> **THE DATA**
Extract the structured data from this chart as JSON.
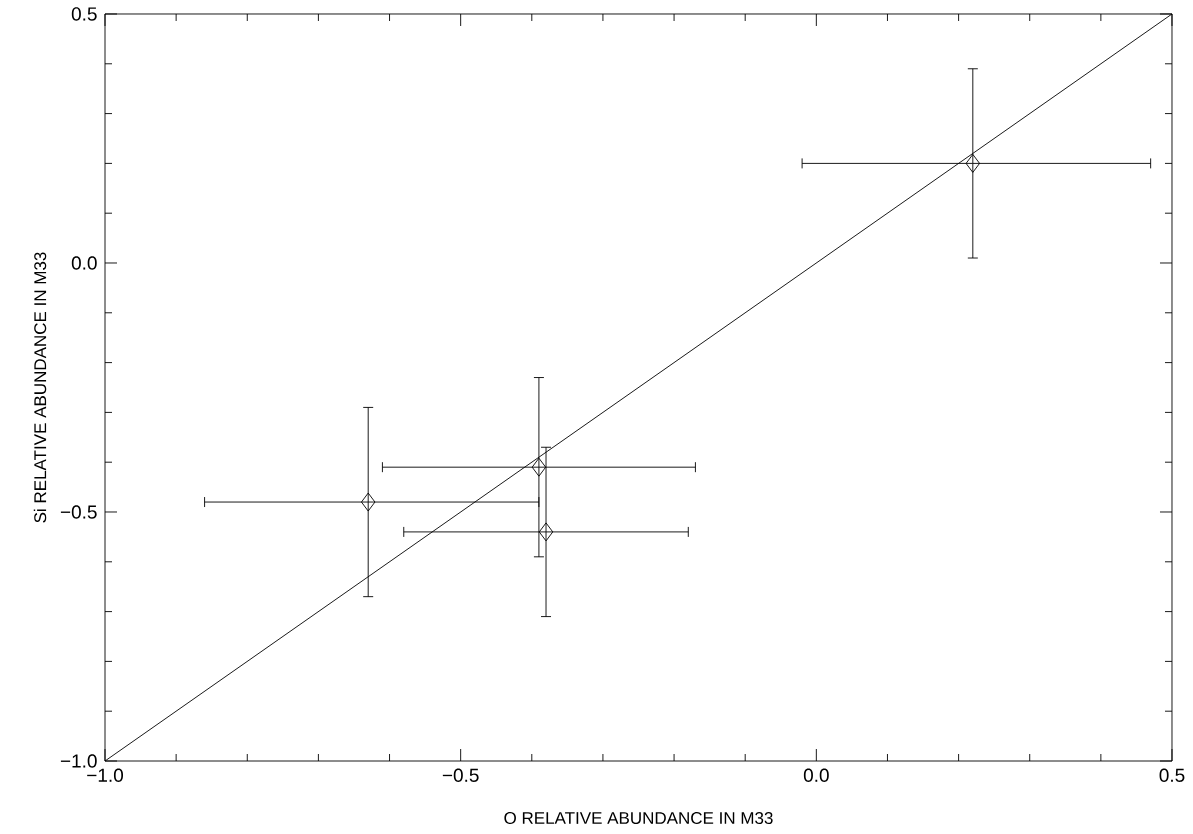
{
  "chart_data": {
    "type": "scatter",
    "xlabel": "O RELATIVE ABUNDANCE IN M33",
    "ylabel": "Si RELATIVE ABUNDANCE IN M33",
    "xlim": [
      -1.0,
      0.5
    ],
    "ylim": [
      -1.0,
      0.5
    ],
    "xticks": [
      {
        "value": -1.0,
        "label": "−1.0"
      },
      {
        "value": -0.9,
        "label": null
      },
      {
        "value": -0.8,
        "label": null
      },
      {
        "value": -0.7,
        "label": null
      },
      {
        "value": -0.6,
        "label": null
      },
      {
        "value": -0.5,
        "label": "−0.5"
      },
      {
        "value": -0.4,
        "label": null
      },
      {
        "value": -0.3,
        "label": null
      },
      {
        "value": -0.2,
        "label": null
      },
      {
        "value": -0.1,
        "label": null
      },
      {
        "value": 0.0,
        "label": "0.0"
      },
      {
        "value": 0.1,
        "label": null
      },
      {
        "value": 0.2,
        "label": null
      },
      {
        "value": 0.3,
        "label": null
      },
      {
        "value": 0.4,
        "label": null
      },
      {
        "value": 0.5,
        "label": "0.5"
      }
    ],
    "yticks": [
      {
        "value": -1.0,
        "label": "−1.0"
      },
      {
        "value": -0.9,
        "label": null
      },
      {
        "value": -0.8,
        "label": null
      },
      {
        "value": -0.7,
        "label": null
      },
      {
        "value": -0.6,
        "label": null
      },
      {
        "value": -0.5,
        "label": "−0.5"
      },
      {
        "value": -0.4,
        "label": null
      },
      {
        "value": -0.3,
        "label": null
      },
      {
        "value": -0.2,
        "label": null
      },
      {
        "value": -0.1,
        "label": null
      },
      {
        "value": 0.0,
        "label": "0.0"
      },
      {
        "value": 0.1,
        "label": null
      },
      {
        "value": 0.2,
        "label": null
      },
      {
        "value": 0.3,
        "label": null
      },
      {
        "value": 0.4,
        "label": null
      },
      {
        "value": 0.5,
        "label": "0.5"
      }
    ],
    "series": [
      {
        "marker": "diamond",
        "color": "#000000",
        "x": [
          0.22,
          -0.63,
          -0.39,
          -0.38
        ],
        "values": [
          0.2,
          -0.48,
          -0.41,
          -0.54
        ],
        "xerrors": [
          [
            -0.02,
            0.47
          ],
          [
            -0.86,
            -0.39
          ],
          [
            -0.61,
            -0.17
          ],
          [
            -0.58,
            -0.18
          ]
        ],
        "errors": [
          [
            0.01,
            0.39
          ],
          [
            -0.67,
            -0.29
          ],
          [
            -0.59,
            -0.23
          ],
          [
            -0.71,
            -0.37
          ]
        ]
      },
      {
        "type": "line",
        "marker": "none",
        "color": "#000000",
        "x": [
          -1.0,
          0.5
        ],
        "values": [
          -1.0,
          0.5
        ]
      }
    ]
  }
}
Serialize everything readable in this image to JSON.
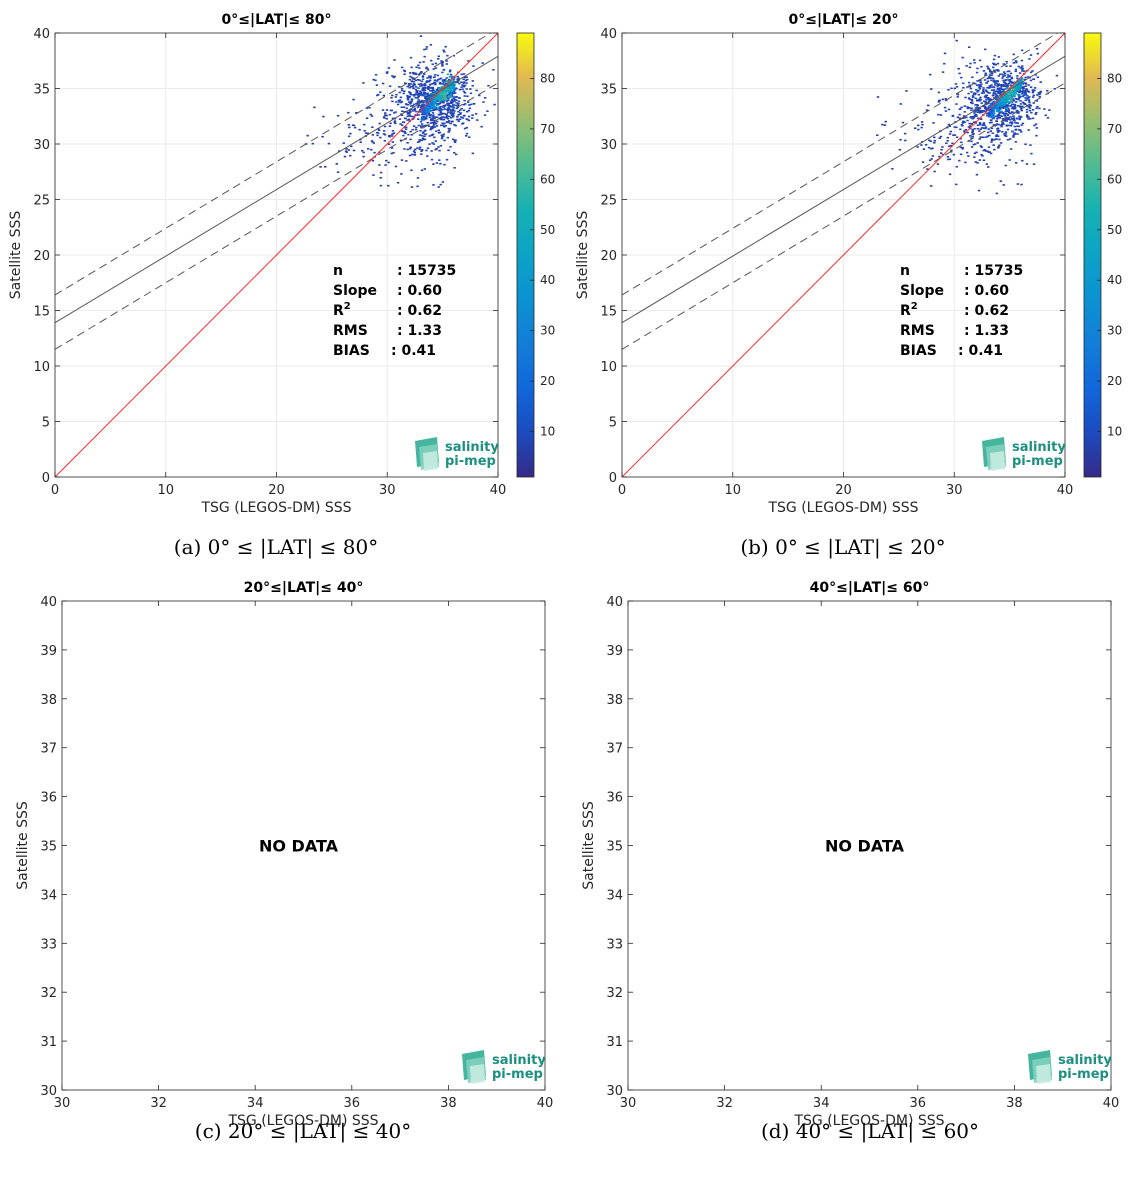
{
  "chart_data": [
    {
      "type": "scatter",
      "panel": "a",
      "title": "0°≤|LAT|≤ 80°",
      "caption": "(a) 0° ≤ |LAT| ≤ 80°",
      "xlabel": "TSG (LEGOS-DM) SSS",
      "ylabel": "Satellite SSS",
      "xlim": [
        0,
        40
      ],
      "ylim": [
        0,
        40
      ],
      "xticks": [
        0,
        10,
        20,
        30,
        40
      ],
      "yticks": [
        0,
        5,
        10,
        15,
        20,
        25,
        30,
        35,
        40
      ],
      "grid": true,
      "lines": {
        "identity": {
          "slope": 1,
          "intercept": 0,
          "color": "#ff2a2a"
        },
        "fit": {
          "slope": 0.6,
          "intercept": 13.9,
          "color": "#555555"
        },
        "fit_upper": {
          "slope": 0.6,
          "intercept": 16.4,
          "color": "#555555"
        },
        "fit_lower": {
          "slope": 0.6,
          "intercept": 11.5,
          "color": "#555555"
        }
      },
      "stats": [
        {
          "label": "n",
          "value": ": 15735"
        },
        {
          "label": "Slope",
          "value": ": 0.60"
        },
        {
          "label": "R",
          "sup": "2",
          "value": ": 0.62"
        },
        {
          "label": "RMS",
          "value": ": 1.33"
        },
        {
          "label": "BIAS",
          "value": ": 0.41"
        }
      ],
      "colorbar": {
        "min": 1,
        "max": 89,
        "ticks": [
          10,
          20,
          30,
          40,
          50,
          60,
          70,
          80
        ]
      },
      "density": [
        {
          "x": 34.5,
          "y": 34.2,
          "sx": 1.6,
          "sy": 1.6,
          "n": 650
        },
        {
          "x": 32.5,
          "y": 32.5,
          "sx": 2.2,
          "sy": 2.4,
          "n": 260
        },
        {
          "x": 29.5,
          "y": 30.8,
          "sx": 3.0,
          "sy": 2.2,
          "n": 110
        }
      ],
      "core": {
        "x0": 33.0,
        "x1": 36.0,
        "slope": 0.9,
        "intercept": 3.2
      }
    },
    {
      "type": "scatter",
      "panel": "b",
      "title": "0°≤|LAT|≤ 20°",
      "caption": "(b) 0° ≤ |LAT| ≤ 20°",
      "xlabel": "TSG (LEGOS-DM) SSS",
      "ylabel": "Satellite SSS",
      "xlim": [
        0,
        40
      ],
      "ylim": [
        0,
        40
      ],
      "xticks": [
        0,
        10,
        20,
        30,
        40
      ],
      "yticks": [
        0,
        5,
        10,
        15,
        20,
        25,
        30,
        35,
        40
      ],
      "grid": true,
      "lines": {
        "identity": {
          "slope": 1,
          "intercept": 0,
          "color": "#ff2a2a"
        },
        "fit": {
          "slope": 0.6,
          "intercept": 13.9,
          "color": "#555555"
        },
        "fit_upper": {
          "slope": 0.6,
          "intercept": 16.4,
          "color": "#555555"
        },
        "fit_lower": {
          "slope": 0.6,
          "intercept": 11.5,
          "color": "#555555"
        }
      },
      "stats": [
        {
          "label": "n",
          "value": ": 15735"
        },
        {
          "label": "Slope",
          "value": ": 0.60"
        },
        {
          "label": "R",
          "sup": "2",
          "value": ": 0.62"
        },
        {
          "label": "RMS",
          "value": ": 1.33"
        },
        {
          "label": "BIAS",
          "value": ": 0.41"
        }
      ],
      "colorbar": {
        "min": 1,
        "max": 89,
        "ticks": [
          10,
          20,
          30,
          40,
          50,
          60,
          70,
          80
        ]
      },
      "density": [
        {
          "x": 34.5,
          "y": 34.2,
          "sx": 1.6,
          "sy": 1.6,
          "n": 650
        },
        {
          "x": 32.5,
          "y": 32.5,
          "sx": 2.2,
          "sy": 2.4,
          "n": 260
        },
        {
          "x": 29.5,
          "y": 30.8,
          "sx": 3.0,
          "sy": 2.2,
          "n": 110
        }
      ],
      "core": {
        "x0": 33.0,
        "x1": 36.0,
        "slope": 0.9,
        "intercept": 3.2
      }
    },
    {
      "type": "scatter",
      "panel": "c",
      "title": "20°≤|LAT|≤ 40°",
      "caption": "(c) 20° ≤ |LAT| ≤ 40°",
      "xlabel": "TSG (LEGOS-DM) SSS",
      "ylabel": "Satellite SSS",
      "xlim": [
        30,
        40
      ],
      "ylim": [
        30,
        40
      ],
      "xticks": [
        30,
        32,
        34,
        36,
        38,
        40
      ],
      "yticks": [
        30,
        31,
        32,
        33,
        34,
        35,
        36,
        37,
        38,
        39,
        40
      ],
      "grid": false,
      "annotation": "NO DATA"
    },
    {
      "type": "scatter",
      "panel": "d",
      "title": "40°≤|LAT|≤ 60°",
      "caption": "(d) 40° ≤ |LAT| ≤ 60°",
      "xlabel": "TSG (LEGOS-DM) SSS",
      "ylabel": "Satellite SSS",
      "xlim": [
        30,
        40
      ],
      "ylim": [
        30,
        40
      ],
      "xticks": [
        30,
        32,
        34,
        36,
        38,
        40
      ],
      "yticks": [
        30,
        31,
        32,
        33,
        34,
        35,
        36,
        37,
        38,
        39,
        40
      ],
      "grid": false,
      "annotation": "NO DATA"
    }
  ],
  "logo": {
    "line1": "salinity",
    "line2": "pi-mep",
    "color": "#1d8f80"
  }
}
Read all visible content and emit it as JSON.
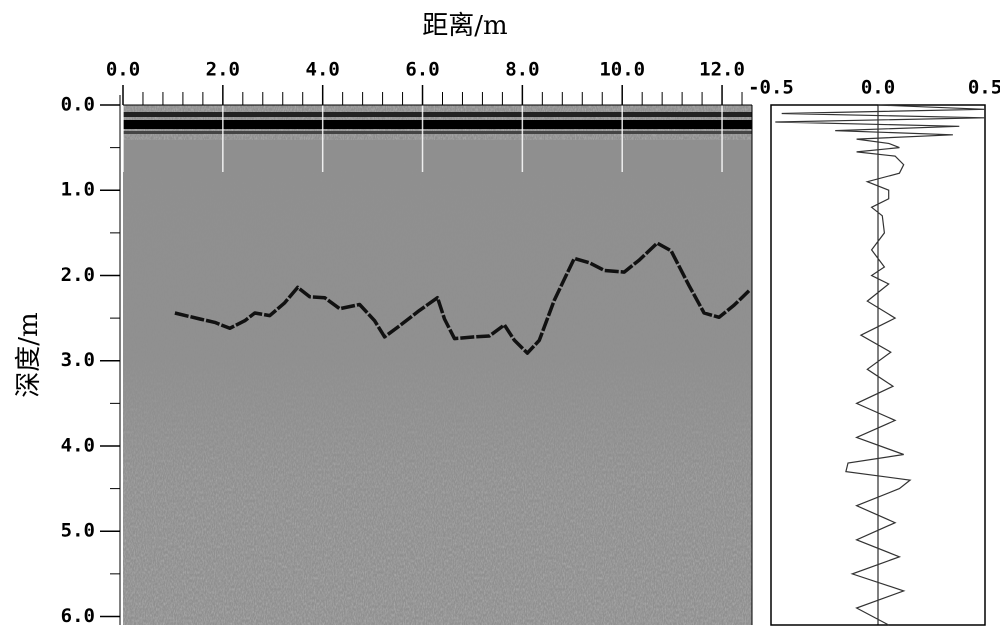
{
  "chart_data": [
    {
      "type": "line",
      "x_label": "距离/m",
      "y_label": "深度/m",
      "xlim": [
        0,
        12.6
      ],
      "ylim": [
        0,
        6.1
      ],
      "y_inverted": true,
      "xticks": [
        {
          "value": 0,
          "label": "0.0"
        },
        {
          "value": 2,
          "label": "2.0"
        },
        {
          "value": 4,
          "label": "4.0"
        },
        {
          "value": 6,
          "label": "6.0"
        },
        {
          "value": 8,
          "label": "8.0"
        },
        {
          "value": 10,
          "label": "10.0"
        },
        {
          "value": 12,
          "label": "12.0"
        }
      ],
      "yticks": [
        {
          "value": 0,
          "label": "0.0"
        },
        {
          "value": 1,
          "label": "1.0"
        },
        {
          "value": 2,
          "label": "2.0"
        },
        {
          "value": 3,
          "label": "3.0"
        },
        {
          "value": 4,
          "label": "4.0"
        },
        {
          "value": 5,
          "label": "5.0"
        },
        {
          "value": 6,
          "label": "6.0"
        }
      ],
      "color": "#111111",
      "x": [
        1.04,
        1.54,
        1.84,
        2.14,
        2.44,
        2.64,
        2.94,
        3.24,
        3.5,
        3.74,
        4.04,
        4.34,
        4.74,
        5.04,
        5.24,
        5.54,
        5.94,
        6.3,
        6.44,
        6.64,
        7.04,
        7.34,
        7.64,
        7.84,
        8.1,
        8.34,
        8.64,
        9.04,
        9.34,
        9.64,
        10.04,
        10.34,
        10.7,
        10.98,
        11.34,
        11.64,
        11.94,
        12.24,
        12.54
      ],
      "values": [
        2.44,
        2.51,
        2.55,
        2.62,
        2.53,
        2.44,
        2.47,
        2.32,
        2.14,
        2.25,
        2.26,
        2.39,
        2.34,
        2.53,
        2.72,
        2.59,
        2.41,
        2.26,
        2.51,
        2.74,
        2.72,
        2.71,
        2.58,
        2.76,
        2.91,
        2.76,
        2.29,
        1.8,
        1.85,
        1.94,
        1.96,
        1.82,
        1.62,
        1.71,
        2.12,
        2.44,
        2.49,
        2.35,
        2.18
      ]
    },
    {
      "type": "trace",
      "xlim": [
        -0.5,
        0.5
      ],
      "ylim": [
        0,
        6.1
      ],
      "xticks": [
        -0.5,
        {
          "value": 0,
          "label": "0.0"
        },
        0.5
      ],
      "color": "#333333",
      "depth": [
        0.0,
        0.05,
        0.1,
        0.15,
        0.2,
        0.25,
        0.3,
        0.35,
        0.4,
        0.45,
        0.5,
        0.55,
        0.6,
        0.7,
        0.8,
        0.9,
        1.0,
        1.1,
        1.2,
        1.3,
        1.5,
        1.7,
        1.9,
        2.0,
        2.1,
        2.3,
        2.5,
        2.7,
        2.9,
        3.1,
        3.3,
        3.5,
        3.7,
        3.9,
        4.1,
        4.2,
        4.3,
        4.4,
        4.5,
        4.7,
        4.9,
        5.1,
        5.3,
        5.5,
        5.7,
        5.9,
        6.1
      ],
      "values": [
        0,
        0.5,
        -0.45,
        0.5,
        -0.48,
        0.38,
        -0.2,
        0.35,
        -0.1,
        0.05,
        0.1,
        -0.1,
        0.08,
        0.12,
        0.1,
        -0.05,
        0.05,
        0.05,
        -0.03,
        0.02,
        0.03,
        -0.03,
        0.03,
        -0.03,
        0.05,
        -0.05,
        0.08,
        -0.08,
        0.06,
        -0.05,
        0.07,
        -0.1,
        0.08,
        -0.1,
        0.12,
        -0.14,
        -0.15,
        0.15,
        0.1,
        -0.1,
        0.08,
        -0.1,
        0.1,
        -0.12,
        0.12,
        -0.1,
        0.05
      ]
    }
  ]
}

> **TASK STATEMENT**
Count every line in the data where the string "this" occurs. Give nothing except the number.

> **COMPLETE ANSWER**
2